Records
***
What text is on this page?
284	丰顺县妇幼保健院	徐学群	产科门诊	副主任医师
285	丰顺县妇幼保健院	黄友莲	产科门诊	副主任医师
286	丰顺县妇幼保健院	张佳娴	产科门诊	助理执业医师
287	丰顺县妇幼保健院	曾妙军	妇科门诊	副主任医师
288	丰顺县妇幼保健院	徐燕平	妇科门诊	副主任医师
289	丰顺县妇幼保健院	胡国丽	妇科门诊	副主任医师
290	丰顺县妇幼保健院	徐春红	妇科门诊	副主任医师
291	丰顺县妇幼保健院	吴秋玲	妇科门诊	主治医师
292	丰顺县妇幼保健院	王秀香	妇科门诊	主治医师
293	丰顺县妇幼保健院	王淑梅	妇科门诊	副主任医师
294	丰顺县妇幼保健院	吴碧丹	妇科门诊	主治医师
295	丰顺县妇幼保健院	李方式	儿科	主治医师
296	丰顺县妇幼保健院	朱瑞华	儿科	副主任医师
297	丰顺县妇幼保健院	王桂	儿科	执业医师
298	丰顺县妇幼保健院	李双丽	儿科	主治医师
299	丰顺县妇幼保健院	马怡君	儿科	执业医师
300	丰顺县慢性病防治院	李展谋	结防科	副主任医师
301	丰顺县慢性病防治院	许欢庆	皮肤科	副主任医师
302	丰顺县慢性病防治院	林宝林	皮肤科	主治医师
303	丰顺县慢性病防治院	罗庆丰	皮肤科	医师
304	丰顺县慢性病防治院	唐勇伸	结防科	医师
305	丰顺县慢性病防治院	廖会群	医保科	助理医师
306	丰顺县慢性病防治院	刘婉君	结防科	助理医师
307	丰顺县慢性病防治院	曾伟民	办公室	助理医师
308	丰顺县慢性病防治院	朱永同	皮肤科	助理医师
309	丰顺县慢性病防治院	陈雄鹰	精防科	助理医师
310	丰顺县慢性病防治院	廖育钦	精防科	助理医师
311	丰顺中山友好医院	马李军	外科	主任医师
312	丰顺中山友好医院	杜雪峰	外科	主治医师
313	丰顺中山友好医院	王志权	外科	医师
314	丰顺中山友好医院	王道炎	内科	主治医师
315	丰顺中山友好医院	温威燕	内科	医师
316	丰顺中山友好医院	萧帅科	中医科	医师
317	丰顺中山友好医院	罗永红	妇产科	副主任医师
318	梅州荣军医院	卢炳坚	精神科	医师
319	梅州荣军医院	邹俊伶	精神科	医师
***
▶ **Problem**: Using the material above, print every entry exactly as written.

▶ **Answer to the exercise**:
What text is on this page?
284	丰顺县妇幼保健院	徐学群	产科门诊	副主任医师
285	丰顺县妇幼保健院	黄友莲	产科门诊	副主任医师
286	丰顺县妇幼保健院	张佳娴	产科门诊	助理执业医师
287	丰顺县妇幼保健院	曾妙军	妇科门诊	副主任医师
288	丰顺县妇幼保健院	徐燕平	妇科门诊	副主任医师
289	丰顺县妇幼保健院	胡国丽	妇科门诊	副主任医师
290	丰顺县妇幼保健院	徐春红	妇科门诊	副主任医师
291	丰顺县妇幼保健院	吴秋玲	妇科门诊	主治医师
292	丰顺县妇幼保健院	王秀香	妇科门诊	主治医师
293	丰顺县妇幼保健院	王淑梅	妇科门诊	副主任医师
294	丰顺县妇幼保健院	吴碧丹	妇科门诊	主治医师
295	丰顺县妇幼保健院	李方式	儿科	主治医师
296	丰顺县妇幼保健院	朱瑞华	儿科	副主任医师
297	丰顺县妇幼保健院	王桂	儿科	执业医师
298	丰顺县妇幼保健院	李双丽	儿科	主治医师
299	丰顺县妇幼保健院	马怡君	儿科	执业医师
300	丰顺县慢性病防治院	李展谋	结防科	副主任医师
301	丰顺县慢性病防治院	许欢庆	皮肤科	副主任医师
302	丰顺县慢性病防治院	林宝林	皮肤科	主治医师
303	丰顺县慢性病防治院	罗庆丰	皮肤科	医师
304	丰顺县慢性病防治院	唐勇伸	结防科	医师
305	丰顺县慢性病防治院	廖会群	医保科	助理医师
306	丰顺县慢性病防治院	刘婉君	结防科	助理医师
307	丰顺县慢性病防治院	曾伟民	办公室	助理医师
308	丰顺县慢性病防治院	朱永同	皮肤科	助理医师
309	丰顺县慢性病防治院	陈雄鹰	精防科	助理医师
310	丰顺县慢性病防治院	廖育钦	精防科	助理医师
311	丰顺中山友好医院	马李军	外科	主任医师
312	丰顺中山友好医院	杜雪峰	外科	主治医师
313	丰顺中山友好医院	王志权	外科	医师
314	丰顺中山友好医院	王道炎	内科	主治医师
315	丰顺中山友好医院	温威燕	内科	医师
316	丰顺中山友好医院	萧帅科	中医科	医师
317	丰顺中山友好医院	罗永红	妇产科	副主任医师
318	梅州荣军医院	卢炳坚	精神科	医师
319	梅州荣军医院	邹俊伶	精神科	医师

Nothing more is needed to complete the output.